-- Document segment follows --

Abstract
LILRB4 is expressed on AML M4/M5 cells and negatively regulates immune cell activation via T cell suppression. Its expression and role in CMML and MDS are unknown. We investigated LILRB4 expression in 19 CMML and 27 MDS patients and correlated it with response to subsequent HMA therapy. LILRB4 RNA expression was increased in CMML patients when compared to MDS patients and healthy controls (q<0.1) and slightly increased in patients who responded to HMAs (q>0.1). Pathway analysis revealed upregulation of PD-1 signaling, CTLA-4 signaling, and inflammatory response, and gene correlates were positively associated with CTLA-4 expression. Given current modest results with immunotherapy in myeloid malignancies, further investigation of LILRB4 as an immune checkpoint inhibitor target is needed. With the positive correlation between LILRB4 and CTLA-4 expression, combining anti-LILRB4 and anti-CTLA-4 agents may be a novel therapeutic approach in myeloid malignancies that warrants larger studies.

-- Document segment concluded --

*What is needed:*
Continue the abstract on LILRB4 expression in CMML and MDS from its final sentence.

-- Data follows --

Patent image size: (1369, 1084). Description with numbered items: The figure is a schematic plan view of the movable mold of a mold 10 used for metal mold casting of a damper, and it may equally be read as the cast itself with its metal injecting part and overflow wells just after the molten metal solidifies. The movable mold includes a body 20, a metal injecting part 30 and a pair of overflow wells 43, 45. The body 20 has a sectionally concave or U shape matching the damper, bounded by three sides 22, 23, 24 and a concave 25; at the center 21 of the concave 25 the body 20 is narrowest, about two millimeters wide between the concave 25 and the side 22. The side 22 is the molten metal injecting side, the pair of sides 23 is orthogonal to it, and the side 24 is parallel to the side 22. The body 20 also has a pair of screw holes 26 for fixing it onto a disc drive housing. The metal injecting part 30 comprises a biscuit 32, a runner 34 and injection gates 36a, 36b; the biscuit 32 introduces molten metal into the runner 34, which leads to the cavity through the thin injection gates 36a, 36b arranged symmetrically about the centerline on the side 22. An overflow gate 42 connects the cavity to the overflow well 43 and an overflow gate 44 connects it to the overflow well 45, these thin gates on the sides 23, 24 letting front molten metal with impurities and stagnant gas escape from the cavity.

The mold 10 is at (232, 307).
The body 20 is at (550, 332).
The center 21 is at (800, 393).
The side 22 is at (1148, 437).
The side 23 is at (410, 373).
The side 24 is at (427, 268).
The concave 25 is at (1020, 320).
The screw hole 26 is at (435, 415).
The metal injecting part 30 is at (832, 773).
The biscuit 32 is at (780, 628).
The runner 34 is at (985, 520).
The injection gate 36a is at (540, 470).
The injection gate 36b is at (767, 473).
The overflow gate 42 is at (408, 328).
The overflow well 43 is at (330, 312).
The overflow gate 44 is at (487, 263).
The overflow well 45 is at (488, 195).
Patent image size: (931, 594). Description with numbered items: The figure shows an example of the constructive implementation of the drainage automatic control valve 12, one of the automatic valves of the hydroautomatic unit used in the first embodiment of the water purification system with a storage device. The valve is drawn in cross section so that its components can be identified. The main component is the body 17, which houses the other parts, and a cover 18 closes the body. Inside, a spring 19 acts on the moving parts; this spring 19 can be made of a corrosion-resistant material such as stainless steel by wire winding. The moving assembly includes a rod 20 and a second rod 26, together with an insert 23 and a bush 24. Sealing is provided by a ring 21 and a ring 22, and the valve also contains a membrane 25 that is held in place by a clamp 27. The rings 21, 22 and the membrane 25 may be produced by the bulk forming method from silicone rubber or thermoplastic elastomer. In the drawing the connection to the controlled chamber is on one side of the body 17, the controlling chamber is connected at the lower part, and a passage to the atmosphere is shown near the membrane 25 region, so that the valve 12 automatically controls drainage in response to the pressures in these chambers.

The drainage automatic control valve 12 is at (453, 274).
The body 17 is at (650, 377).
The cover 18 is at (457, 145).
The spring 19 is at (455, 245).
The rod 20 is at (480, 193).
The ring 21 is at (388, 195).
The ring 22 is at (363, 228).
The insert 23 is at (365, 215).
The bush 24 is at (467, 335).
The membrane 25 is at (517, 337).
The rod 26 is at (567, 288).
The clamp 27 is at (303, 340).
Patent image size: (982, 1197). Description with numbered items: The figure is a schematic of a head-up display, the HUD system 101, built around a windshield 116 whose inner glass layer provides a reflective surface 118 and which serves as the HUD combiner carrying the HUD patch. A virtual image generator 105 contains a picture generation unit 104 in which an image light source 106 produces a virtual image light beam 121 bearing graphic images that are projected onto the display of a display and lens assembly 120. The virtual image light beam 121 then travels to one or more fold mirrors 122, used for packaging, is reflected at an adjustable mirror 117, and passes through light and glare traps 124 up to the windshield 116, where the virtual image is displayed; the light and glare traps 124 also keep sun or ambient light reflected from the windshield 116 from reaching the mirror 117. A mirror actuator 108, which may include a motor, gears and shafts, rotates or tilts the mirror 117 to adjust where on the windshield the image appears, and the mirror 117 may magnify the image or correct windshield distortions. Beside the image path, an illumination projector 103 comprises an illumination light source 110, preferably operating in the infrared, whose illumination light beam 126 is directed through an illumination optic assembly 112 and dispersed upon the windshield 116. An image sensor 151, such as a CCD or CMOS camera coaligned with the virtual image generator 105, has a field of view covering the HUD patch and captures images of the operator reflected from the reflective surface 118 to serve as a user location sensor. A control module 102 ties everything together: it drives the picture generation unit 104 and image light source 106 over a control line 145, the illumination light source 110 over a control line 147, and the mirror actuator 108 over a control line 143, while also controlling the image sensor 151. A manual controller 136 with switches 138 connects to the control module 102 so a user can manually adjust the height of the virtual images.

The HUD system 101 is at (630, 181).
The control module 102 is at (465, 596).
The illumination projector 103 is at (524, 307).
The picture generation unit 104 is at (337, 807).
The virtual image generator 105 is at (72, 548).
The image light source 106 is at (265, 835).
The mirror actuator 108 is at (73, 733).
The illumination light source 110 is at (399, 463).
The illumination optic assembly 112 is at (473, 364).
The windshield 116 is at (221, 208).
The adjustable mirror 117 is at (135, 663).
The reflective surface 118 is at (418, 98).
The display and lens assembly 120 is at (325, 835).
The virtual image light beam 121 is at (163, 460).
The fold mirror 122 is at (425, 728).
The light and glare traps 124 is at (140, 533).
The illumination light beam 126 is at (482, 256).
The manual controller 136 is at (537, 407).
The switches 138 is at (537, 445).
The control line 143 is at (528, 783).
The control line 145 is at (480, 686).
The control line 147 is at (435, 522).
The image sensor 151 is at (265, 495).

-- Data concluded --

*Answer space:*
Keywords: myelodysplastic syndromes, chronic myelomonocytic leukemia, LILRB4, hypomethylating agents
Introduction
The leukocyte immunoglobulin-like receptor subfamily B (LILRB) is a group of transmembrane glycoproteins that bind extracellular ligands and intracellular immunoreceptor tyrosine-based inhibitor motifs (ITIMs). Interaction of LILRBs with ligands, such as human leukocyte antigen G (HLA-G), has been proposed to serve as immune checkpoints, with the ability to act on a larger variety of immune cell types than the standard immune checkpoint proteins programmed cell death protein 1 (PD-1), its ligand programmed death-ligand 1 (PD-L1), and cytotoxic T-lymphocyte-associated protein 4 (CTLA-4)1. LILRB stimulation by HLA-G inhibits immune activation, thus indirectly promoting tumor development.
Expression of LILRB4, also known as immunoglobulin-like transcript 3 (ILT3), has been reported on dendritic cells, monocytes, macrophages, progenitor mast cells, endothelial cells, and osteoclasts2. Both membrane-bound and soluble LILRB4 were found to mediate cancer cell escape from immune suppression by the induction of CD8+ T suppressor cell differentiation and impairment of T cell responses in humanized mouse experiments3 and the inhibition of T cell proliferation in mixed leukocyte cultures4. In patients with non-small cell lung cancer, LILRB4 expression was discovered on myeloid-derived suppressor cells (MDSCs), and increased LILRB4 expression and circulating MDSCs were associated with shorter survival times5.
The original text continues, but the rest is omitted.